EXERCISE 1: Copy, character for character, the lines of the records from the line containing "elapsed-time: 50:12 [295,713,323,725]" through the line containing "notes-line: QUERY [14,244,92,269]", both included.

EXCERPTED TEXT:
::::

Reconstructions and reclamations of text, declamation and music at the turn of the 20th century

At the turn of the 20th century artists in England, Europe, and the United States were exploring the presentation of text in stylised forms of performance that they distinguished from music. In England, W. B. Yeats, Gilbert Murray, and others developed the practice of 'chanting'; in America music publishers developed 'recitations' for amateurs; in Germany there evolved a rich tradition of 'melodrama'; and in France, composers and poets together transgressed the boundary between poetry and song, speech and performance. Many of these practices have fallen into disuse, but there is growing interest both in revivals and in creative re-conceptions. The present research project, spearheaded by Professor William Brooks, weaves together several strands of work.

::::

DATA RECORDS:
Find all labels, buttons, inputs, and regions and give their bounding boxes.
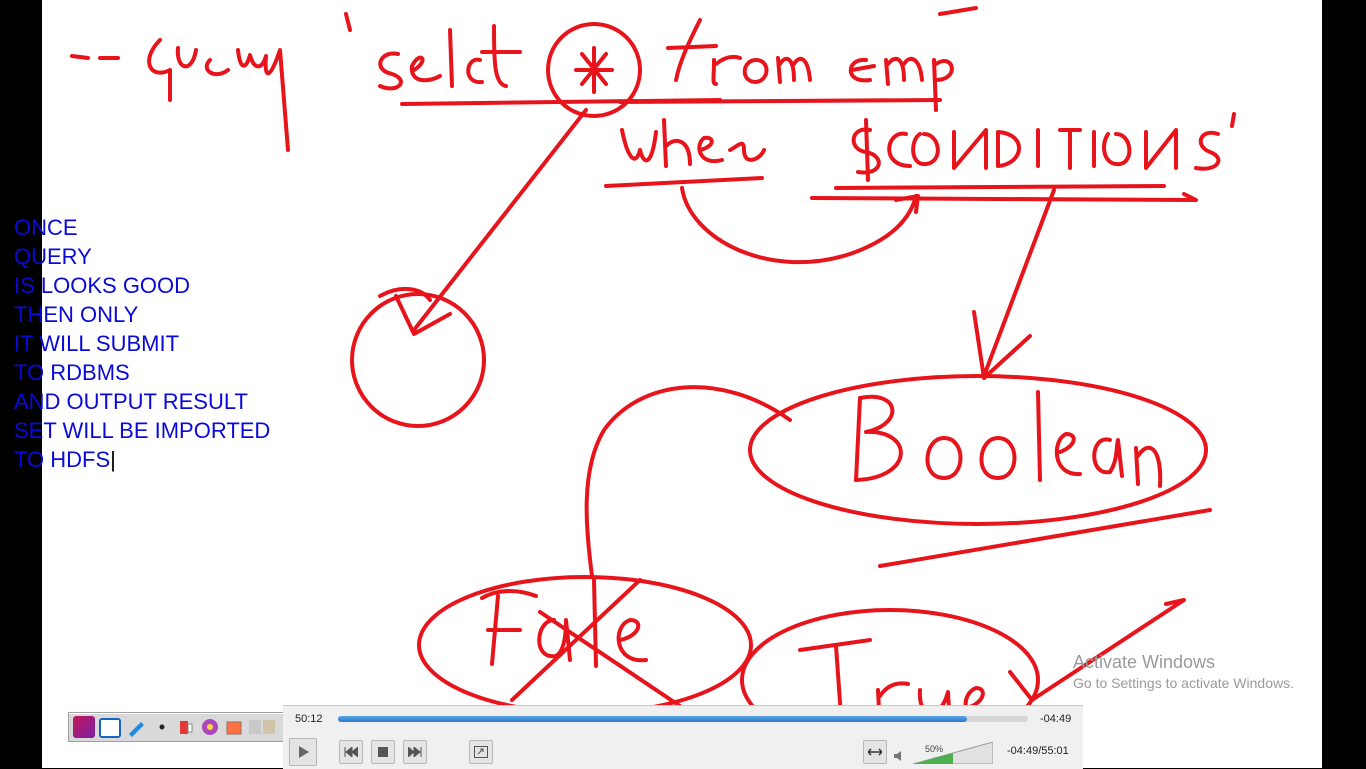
elapsed-time: 50:12 [295,713,323,725]
ink-curve-false [584,385,792,578]
ink-underline-boolean [878,508,1212,568]
notes-line: SET WILL BE IMPORTED [14,418,271,443]
previous-button[interactable] [339,740,363,764]
stop-button[interactable] [371,740,395,764]
stop-icon [378,747,388,757]
fullscreen-button[interactable] [469,740,493,764]
ink-circle-empty [350,292,486,428]
ink-word-query [147,38,290,152]
seek-bar[interactable] [338,716,1028,722]
media-player-controls: 50:12 -04:49 50% -04:49/55:01 [283,705,1083,769]
text-cursor: | [110,447,116,472]
notes-text-overlay: ONCE QUERY IS LOOKS GOOD THEN ONLY IT WI… [14,213,270,474]
seek-bar-fill [338,716,968,722]
watermark-subtitle: Go to Settings to activate Windows. [1073,675,1294,691]
ink-underline-conditions [810,184,1198,202]
drawing-toolbar [68,712,288,742]
pen-icon[interactable] [125,716,147,738]
remaining-time: -04:49 [1040,713,1072,725]
notes-line: QUERY [14,244,92,269]
volume-label: 50% [925,744,944,754]
more-tools-icon[interactable] [247,716,275,738]
notes-line: IT WILL SUBMIT [14,331,180,356]
color-icon[interactable] [223,716,245,738]
eraser-icon[interactable] [199,716,221,738]
watermark-title: Activate Windows [1073,652,1216,672]
play-icon [299,746,309,758]
ink-word-conditions [887,112,1236,171]
next-button[interactable] [403,740,427,764]
ink-quote-1 [344,12,352,32]
ink-arrow-conditions [972,188,1056,380]
ink-ellipse-false [417,575,753,715]
presentation-icon[interactable] [73,716,95,738]
next-icon [408,747,422,757]
ink-star [574,46,614,94]
notes-line-text: TO HDFS [14,447,111,472]
fullscreen-icon [474,746,488,758]
ink-word-emp [848,6,978,112]
ink-word-boolean [854,390,1163,488]
screen-icon[interactable] [99,718,121,738]
ink-word-where [620,118,766,168]
ink-dash [70,54,120,60]
ink-word-select [378,24,522,91]
speaker-icon[interactable] [893,750,905,762]
previous-icon [344,747,358,757]
dot-icon[interactable] [151,716,173,738]
play-button[interactable] [289,738,317,766]
time-total: -04:49/55:01 [1007,745,1069,757]
activate-windows-watermark: Activate Windows Go to Settings to activ… [1073,652,1294,694]
notes-line: IS LOOKS GOOD [14,273,191,298]
notes-line: AND OUTPUT RESULT [14,389,248,414]
playlist-button[interactable] [863,740,887,764]
notes-line: ONCE [14,215,78,240]
notes-line: THEN ONLY [14,302,139,327]
highlighter-icon[interactable] [175,716,197,738]
ink-arrow-star [394,108,588,336]
playlist-icon [868,748,882,756]
ink-dollar [851,118,881,182]
notes-line: TO RDBMS [14,360,130,385]
notes-line: TO HDFS| [14,445,270,474]
ink-underline-where [604,176,764,188]
ink-underline-from-emp [618,98,942,104]
ink-word-from [666,18,812,86]
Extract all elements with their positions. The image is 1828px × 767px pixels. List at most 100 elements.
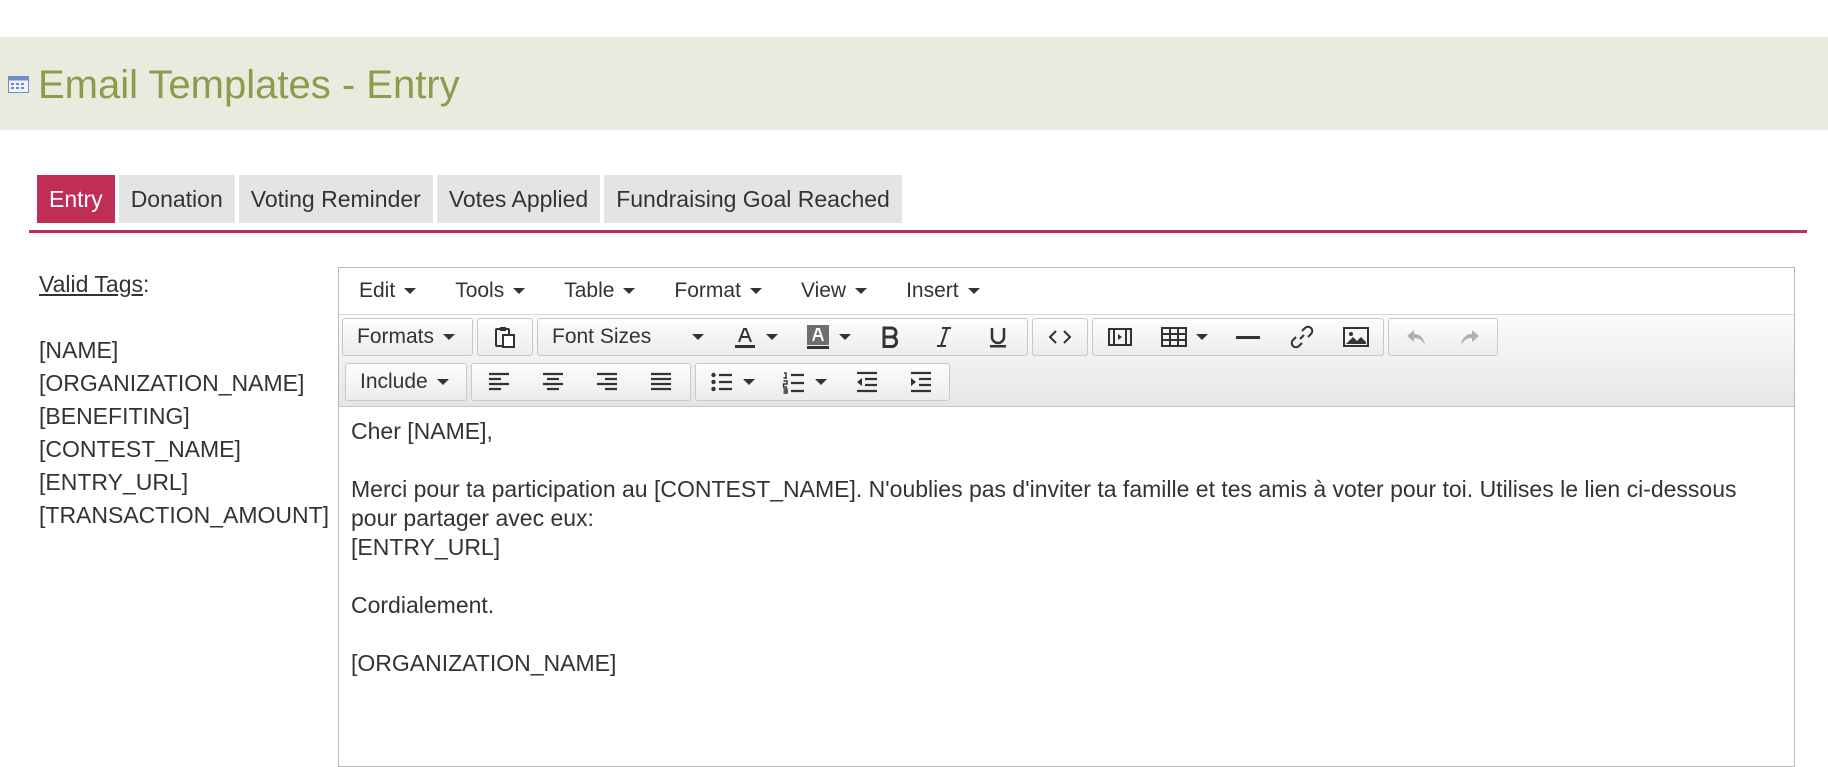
align-left-button[interactable] xyxy=(472,364,526,400)
source-code-button[interactable] xyxy=(1033,319,1087,355)
align-right-button[interactable] xyxy=(580,364,634,400)
paste-button[interactable] xyxy=(478,319,532,355)
undo-icon xyxy=(1407,330,1425,345)
content-body: Merci pour ta participation au [CONTEST_… xyxy=(351,476,1737,531)
justify-icon xyxy=(651,372,671,391)
menu-format[interactable]: Format xyxy=(674,279,762,303)
caret-down-icon xyxy=(623,288,636,294)
redo-button[interactable] xyxy=(1443,319,1497,355)
calendar-icon xyxy=(8,76,29,93)
caret-down-icon xyxy=(749,288,762,294)
caret-down-icon xyxy=(443,334,456,340)
paste-group xyxy=(477,318,533,356)
formats-dropdown[interactable]: Formats xyxy=(343,319,472,355)
tab-donation[interactable]: Donation xyxy=(118,175,235,223)
image-icon xyxy=(1343,327,1370,347)
tab-entry[interactable]: Entry xyxy=(37,175,115,223)
text-color-button[interactable] xyxy=(718,319,793,355)
underline-icon xyxy=(990,328,1006,348)
undo-button[interactable] xyxy=(1389,319,1443,355)
caret-down-icon xyxy=(436,379,449,385)
caret-down-icon xyxy=(814,379,827,385)
caret-down-icon xyxy=(513,288,526,294)
media-button[interactable] xyxy=(1093,319,1147,355)
menu-table[interactable]: Table xyxy=(564,279,636,303)
horizontal-rule-icon xyxy=(1236,336,1261,339)
insert-group xyxy=(1092,318,1384,356)
valid-tags-panel: Valid Tags: [NAME] [ORGANIZATION_NAME] [… xyxy=(39,268,329,532)
alignment-group xyxy=(471,363,691,401)
valid-tags-heading: Valid Tags: xyxy=(39,271,150,297)
background-color-icon xyxy=(806,325,829,349)
bullet-list-button[interactable] xyxy=(696,364,768,400)
font-format-group: Font Sizes xyxy=(537,318,1028,356)
align-right-icon xyxy=(597,372,617,391)
caret-down-icon xyxy=(692,334,704,340)
editor-menubar: Edit Tools Table Format View Insert xyxy=(339,268,1794,315)
tag-item: [TRANSACTION_AMOUNT] xyxy=(39,502,330,528)
content-signature: [ORGANIZATION_NAME] xyxy=(351,650,617,676)
caret-down-icon xyxy=(855,288,868,294)
caret-down-icon xyxy=(1195,334,1208,340)
italic-button[interactable] xyxy=(917,319,971,355)
editor-content[interactable]: Cher [NAME], Merci pour ta participation… xyxy=(339,407,1794,688)
menu-tools[interactable]: Tools xyxy=(455,279,526,303)
include-group: Include xyxy=(345,363,467,401)
source-code-icon xyxy=(1048,330,1072,344)
menu-view[interactable]: View xyxy=(801,279,868,303)
menu-insert[interactable]: Insert xyxy=(906,279,980,303)
tab-votes-applied[interactable]: Votes Applied xyxy=(436,175,601,223)
page-title: Email Templates - Entry xyxy=(38,63,460,107)
background-color-button[interactable] xyxy=(793,319,863,355)
paste-icon xyxy=(495,327,515,348)
numbered-list-icon xyxy=(782,372,804,394)
caret-down-icon xyxy=(967,288,980,294)
table-icon xyxy=(1160,327,1187,347)
link-icon xyxy=(1291,325,1314,349)
tab-divider xyxy=(29,230,1807,233)
outdent-icon xyxy=(857,371,877,393)
bold-button[interactable] xyxy=(863,319,917,355)
source-code-group xyxy=(1032,318,1088,356)
tab-voting-reminder[interactable]: Voting Reminder xyxy=(238,175,433,223)
link-button[interactable] xyxy=(1275,319,1329,355)
caret-down-icon xyxy=(404,288,417,294)
caret-down-icon xyxy=(742,379,755,385)
history-group xyxy=(1388,318,1498,356)
menu-edit[interactable]: Edit xyxy=(359,279,417,303)
indent-button[interactable] xyxy=(894,364,948,400)
tag-item: [CONTEST_NAME] xyxy=(39,436,241,462)
align-center-icon xyxy=(543,372,563,391)
text-color-icon xyxy=(735,328,755,348)
caret-down-icon xyxy=(766,334,778,340)
underline-button[interactable] xyxy=(971,319,1025,355)
include-dropdown[interactable]: Include xyxy=(346,364,466,400)
horizontal-rule-button[interactable] xyxy=(1222,319,1276,355)
tag-item: [BENEFITING] xyxy=(39,403,190,429)
outdent-button[interactable] xyxy=(840,364,894,400)
tag-item: [ORGANIZATION_NAME] xyxy=(39,370,305,396)
tab-fundraising-goal-reached[interactable]: Fundraising Goal Reached xyxy=(604,175,902,223)
formats-group: Formats xyxy=(342,318,473,356)
align-center-button[interactable] xyxy=(526,364,580,400)
content-greeting: Cher [NAME], xyxy=(351,418,493,444)
media-icon xyxy=(1107,328,1132,346)
table-button[interactable] xyxy=(1147,319,1222,355)
valid-tags-list: [NAME] [ORGANIZATION_NAME] [BENEFITING] … xyxy=(39,334,329,532)
bold-icon xyxy=(882,326,899,348)
content-url: [ENTRY_URL] xyxy=(351,534,501,560)
tag-item: [ENTRY_URL] xyxy=(39,469,189,495)
numbered-list-button[interactable] xyxy=(768,364,840,400)
font-sizes-dropdown[interactable]: Font Sizes xyxy=(538,319,718,355)
list-indent-group xyxy=(695,363,950,401)
content-closing: Cordialement. xyxy=(351,592,495,618)
template-tabs: Entry Donation Voting Reminder Votes App… xyxy=(37,175,902,223)
rich-text-editor: Edit Tools Table Format View Insert Form… xyxy=(338,267,1795,767)
editor-toolbar: Formats Font Sizes Include xyxy=(339,315,1794,407)
justify-button[interactable] xyxy=(634,364,688,400)
image-button[interactable] xyxy=(1329,319,1383,355)
caret-down-icon xyxy=(838,334,851,340)
tag-item: [NAME] xyxy=(39,337,119,363)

::::

EXERCISE 2:
Answer these questions from the text on stylized performance of text at the turn of the 20th century:
(a) Which practice did W. B. Yeats and Gilbert Murray develop in England?
(b) What did music publishers in America develop for amateurs?
(c) Who leads the research project?

EXPECTED OUTPUT 1:
elapsed-time: 50:12 [295,713,323,725]
ink-curve-false [584,385,792,578]
ink-underline-boolean [878,508,1212,568]
notes-line: SET WILL BE IMPORTED [14,418,271,443]
previous-button[interactable] [339,740,363,764]
stop-button[interactable] [371,740,395,764]
stop-icon [378,747,388,757]
fullscreen-button[interactable] [469,740,493,764]
ink-circle-empty [350,292,486,428]
ink-word-query [147,38,290,152]
seek-bar[interactable] [338,716,1028,722]
media-player-controls: 50:12 -04:49 50% -04:49/55:01 [283,705,1083,769]
text-cursor: | [110,447,116,472]
notes-text-overlay: ONCE QUERY IS LOOKS GOOD THEN ONLY IT WI… [14,213,270,474]
seek-bar-fill [338,716,968,722]
watermark-subtitle: Go to Settings to activate Windows. [1073,675,1294,691]
ink-underline-conditions [810,184,1198,202]
drawing-toolbar [68,712,288,742]
pen-icon[interactable] [125,716,147,738]
remaining-time: -04:49 [1040,713,1072,725]
notes-line: QUERY [14,244,92,269]

EXPECTED OUTPUT 2:
(a) Chanting
(b) Recitations
(c) Professor William Brooks